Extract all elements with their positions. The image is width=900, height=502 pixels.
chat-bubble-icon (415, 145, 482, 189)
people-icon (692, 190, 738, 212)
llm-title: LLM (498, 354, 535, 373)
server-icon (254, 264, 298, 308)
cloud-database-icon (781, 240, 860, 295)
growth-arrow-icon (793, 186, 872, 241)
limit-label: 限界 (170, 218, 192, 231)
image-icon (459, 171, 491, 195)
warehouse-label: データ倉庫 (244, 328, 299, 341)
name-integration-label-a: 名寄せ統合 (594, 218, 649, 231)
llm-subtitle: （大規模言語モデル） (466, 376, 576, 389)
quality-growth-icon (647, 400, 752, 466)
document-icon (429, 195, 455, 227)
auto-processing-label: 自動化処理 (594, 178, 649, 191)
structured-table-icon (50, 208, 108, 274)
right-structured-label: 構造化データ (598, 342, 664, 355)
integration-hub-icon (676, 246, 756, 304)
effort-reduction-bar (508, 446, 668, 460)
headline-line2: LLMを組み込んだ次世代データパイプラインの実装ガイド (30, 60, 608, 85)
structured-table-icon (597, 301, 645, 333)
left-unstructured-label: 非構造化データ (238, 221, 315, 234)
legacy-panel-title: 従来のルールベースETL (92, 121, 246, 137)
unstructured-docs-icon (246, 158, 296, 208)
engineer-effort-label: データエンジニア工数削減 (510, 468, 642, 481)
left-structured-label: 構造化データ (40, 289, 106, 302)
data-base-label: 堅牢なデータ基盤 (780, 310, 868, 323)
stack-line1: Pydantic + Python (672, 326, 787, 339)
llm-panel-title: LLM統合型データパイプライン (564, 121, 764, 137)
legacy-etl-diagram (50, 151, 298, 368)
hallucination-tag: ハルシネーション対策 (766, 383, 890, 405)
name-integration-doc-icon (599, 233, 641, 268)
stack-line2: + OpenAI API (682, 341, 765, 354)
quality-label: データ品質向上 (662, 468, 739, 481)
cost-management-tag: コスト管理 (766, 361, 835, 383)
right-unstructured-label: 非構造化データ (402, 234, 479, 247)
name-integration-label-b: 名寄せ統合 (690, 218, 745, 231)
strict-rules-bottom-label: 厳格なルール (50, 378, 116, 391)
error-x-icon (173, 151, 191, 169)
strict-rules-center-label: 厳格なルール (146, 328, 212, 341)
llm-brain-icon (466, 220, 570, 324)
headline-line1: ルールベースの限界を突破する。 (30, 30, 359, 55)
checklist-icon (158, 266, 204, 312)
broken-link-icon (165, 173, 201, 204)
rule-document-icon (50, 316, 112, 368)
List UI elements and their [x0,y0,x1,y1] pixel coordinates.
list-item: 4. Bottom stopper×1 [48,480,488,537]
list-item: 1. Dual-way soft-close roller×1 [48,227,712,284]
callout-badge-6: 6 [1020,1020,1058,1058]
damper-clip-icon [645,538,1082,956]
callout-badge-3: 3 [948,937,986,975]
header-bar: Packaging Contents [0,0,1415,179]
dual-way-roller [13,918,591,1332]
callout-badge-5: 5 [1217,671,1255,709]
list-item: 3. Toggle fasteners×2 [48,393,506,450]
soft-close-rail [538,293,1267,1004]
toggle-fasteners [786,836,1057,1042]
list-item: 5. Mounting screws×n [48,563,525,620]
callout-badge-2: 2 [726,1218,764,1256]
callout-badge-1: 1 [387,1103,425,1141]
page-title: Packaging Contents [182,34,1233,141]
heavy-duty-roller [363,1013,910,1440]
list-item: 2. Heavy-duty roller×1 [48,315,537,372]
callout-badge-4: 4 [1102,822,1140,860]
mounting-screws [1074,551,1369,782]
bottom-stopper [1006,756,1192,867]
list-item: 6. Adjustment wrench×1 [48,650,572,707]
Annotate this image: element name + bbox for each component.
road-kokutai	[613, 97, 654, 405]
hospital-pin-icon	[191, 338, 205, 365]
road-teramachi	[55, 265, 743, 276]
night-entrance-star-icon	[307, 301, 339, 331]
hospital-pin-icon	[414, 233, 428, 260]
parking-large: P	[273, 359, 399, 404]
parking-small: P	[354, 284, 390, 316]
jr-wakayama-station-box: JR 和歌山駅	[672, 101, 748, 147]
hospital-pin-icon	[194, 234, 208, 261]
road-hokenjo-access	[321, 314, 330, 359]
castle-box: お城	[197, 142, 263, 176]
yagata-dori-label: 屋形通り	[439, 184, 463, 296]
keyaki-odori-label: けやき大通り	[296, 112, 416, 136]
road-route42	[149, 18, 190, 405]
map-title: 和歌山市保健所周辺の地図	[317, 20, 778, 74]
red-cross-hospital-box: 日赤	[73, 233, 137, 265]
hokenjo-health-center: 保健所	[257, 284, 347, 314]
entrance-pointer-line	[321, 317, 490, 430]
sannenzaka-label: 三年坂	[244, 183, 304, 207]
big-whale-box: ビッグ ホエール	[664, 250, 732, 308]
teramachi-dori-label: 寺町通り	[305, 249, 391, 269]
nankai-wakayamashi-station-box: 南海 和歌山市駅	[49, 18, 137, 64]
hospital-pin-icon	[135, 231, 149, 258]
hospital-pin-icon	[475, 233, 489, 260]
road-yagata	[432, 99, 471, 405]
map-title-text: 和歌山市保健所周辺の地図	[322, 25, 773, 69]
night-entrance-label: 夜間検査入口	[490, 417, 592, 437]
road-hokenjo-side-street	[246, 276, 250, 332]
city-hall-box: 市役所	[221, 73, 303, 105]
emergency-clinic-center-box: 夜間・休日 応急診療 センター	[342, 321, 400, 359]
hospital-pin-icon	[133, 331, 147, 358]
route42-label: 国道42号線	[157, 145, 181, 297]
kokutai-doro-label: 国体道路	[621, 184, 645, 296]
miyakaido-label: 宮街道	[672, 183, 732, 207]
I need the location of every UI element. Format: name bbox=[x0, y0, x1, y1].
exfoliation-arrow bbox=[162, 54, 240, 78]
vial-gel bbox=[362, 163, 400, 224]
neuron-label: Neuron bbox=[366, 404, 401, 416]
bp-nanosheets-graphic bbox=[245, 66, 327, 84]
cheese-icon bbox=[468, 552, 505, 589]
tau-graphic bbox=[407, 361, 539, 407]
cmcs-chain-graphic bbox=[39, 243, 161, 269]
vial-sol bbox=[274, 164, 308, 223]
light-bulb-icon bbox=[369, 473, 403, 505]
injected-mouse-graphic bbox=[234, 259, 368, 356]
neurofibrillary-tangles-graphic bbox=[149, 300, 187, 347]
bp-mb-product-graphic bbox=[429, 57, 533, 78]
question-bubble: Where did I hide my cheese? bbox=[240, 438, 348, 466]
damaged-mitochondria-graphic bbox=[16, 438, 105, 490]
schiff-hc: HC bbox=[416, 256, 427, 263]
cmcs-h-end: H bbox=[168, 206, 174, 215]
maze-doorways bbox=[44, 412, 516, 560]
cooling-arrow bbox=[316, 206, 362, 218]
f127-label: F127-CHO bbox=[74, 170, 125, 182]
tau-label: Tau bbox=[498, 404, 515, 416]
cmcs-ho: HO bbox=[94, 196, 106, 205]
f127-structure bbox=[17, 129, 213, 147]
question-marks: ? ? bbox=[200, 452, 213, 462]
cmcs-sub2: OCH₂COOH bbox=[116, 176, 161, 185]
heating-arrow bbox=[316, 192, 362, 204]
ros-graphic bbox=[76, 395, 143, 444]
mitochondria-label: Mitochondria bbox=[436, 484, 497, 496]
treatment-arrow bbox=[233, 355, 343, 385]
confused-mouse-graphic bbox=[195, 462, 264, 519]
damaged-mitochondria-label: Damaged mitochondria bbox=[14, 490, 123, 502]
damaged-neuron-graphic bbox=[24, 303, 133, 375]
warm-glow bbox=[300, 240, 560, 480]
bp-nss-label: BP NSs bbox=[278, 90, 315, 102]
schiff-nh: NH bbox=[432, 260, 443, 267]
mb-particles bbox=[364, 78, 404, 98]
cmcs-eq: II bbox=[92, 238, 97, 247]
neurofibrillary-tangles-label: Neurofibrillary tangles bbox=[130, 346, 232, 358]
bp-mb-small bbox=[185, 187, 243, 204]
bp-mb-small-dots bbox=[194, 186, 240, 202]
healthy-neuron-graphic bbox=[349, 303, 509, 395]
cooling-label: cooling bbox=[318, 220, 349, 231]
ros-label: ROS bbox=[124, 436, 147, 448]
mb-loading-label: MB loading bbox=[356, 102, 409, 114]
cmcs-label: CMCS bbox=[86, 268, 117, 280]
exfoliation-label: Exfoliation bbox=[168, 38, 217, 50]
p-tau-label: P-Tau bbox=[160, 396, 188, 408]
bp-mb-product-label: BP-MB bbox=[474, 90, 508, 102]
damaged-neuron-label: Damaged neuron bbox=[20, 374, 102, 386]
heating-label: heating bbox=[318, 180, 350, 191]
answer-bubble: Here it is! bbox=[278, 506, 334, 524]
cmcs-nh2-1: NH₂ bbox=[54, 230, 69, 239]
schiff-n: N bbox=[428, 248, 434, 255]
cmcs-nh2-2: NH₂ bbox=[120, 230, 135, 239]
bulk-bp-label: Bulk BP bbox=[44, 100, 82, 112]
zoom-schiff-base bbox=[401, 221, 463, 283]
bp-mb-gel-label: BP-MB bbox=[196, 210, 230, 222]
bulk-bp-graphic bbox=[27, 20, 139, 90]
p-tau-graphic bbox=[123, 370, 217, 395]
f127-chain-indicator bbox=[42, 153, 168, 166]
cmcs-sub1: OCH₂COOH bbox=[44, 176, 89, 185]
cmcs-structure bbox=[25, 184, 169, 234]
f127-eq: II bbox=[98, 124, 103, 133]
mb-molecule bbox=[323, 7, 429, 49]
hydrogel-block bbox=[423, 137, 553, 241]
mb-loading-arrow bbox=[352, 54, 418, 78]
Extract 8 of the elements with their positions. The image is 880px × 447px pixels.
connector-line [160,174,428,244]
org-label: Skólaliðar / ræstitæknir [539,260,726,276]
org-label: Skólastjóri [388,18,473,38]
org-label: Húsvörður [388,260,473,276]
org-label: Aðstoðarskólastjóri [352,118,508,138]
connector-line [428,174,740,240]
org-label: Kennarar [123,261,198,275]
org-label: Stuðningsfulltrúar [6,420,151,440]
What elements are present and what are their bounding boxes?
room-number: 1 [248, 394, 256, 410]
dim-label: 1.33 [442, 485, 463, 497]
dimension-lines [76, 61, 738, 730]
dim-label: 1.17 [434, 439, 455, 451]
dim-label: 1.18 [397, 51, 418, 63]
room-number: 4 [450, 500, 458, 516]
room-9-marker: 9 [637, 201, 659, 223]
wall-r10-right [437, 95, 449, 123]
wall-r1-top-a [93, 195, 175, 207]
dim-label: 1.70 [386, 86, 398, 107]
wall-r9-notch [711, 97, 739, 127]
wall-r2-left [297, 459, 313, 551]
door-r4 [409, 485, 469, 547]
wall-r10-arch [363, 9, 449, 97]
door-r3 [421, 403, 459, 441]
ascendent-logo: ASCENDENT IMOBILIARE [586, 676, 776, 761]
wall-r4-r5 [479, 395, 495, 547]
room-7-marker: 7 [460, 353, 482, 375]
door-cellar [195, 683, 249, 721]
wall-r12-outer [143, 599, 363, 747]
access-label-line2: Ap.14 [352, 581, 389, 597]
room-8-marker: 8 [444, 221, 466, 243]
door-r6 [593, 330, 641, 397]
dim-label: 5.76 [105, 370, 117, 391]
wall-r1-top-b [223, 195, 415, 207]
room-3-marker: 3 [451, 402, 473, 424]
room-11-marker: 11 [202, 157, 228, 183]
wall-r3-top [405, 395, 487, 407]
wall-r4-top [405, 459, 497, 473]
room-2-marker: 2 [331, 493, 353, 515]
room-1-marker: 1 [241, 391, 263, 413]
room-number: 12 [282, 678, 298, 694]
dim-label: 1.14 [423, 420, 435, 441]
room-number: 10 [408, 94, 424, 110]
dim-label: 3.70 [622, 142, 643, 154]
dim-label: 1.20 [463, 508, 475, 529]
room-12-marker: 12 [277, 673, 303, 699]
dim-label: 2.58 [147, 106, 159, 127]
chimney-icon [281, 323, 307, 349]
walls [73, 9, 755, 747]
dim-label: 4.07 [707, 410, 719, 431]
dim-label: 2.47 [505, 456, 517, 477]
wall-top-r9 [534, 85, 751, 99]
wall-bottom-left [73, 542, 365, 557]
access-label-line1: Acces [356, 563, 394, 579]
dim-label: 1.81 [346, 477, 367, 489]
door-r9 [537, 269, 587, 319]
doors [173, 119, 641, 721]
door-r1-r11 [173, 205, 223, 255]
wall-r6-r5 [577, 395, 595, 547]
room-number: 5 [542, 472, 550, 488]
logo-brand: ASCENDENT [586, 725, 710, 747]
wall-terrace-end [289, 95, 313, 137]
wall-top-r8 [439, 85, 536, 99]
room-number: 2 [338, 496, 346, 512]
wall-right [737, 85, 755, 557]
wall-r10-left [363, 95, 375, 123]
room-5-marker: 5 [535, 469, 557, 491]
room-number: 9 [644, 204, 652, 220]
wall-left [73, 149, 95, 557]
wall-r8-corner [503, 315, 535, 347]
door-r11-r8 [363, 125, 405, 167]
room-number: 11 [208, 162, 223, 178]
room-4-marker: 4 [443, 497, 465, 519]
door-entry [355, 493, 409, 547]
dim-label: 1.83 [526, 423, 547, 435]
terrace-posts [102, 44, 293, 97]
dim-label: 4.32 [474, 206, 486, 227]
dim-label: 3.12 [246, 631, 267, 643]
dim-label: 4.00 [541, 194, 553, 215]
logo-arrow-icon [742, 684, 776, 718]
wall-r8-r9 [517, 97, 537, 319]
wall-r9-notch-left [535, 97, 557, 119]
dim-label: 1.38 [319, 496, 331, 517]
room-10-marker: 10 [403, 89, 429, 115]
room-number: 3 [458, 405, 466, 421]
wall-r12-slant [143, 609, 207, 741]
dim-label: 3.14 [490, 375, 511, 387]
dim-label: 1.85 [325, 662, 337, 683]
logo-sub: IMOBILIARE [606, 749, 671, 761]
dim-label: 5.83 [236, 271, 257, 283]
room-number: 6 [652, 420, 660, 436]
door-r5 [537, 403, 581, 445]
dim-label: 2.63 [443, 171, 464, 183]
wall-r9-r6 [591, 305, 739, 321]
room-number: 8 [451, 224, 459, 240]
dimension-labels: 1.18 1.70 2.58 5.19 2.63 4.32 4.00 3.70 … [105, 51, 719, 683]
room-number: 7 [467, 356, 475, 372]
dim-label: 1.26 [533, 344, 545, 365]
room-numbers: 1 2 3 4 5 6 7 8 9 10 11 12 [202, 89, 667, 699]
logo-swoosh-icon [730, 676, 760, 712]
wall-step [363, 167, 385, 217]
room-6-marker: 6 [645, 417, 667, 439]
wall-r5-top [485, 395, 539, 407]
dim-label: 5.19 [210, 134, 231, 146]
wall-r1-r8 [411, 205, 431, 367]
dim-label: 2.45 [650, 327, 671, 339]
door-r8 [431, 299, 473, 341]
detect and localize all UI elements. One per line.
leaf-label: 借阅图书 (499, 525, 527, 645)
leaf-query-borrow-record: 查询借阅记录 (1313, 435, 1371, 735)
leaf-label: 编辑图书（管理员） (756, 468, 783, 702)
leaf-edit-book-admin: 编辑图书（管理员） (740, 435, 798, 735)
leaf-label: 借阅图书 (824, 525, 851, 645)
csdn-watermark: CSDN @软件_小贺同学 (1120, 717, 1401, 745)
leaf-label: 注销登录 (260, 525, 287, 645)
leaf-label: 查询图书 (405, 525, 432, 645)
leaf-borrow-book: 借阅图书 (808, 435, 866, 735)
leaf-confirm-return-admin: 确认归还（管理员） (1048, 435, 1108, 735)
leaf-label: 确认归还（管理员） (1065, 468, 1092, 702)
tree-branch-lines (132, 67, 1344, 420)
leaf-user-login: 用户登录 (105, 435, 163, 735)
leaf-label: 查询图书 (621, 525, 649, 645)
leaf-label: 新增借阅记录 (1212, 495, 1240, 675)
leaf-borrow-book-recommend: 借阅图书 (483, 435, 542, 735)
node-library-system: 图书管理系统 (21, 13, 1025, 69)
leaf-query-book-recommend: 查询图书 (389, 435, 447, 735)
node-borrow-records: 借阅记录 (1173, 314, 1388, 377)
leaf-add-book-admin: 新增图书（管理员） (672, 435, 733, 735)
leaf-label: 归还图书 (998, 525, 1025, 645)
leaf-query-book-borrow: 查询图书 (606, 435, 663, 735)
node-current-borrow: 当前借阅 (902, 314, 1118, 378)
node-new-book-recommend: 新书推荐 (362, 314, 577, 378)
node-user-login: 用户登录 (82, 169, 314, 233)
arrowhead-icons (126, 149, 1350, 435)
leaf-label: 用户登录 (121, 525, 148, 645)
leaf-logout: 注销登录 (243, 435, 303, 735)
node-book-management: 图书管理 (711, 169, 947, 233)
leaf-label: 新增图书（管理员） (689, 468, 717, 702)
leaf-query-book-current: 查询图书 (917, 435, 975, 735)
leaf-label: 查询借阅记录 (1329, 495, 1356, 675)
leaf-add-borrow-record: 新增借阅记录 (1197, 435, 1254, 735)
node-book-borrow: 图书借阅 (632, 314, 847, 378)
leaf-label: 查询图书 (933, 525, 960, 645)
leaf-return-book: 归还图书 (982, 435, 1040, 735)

Set problem: Please pull out every line of the listing that contains the string "neuron". Case must match.

Exercise answer:
neuron-label: Neuron bbox=[366, 404, 401, 416]
damaged-neuron-graphic bbox=[24, 303, 133, 375]
healthy-neuron-graphic bbox=[349, 303, 509, 395]
damaged-neuron-label: Damaged neuron bbox=[20, 374, 102, 386]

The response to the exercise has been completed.